══ The input

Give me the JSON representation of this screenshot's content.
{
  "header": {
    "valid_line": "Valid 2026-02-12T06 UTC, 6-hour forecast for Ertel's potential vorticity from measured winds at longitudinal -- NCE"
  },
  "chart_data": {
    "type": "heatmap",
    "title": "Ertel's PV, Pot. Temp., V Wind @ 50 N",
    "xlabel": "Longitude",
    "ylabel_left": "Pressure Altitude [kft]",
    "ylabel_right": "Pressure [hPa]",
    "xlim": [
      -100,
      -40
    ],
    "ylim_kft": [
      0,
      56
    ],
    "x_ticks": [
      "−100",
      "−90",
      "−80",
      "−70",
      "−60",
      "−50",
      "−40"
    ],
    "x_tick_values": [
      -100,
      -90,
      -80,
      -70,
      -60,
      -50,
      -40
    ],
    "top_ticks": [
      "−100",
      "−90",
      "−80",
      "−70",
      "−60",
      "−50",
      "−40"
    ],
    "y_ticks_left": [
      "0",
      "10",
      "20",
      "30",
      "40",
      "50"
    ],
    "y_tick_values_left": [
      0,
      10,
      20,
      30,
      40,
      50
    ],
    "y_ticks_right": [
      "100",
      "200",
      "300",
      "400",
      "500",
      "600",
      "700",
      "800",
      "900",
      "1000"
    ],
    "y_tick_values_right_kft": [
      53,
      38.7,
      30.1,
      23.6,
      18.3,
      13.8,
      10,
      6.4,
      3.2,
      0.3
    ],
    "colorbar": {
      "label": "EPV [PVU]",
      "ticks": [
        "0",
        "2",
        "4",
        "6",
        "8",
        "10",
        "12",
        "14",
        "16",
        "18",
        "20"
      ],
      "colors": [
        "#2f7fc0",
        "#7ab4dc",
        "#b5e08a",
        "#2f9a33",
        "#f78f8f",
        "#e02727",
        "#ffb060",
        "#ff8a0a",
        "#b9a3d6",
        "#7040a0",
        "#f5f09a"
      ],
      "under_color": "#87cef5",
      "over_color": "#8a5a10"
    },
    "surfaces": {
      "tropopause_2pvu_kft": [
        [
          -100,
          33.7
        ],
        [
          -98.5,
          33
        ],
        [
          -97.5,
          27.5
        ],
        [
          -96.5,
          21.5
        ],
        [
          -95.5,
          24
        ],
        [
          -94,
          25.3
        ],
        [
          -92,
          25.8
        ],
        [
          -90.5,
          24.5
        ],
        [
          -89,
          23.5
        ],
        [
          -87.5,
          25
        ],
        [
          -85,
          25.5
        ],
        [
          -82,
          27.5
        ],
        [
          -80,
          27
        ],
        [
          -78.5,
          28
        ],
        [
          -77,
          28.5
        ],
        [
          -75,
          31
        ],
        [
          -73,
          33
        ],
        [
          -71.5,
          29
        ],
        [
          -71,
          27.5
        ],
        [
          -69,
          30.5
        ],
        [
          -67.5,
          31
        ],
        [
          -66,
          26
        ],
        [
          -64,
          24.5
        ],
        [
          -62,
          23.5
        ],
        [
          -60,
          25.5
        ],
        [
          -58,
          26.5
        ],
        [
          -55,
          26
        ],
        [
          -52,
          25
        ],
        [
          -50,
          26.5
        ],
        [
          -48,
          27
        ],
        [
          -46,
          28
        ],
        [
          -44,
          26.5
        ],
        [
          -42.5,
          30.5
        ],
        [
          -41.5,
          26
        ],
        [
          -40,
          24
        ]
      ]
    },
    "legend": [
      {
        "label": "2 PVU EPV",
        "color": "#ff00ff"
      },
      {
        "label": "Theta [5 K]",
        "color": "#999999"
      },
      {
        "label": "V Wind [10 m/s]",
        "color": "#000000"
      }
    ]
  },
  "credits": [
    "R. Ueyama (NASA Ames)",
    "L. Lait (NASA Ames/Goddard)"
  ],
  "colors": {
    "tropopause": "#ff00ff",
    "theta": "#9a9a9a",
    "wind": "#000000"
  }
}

════

Copy all lines from the material that hold "Ertel".

## Exercise solution
    "valid_line": "Valid 2026-02-12T06 UTC, 6-hour forecast for Ertel's potential vorticity from measured winds at longitudinal -- NCE"
    "title": "Ertel's PV, Pot. Temp., V Wind @ 50 N",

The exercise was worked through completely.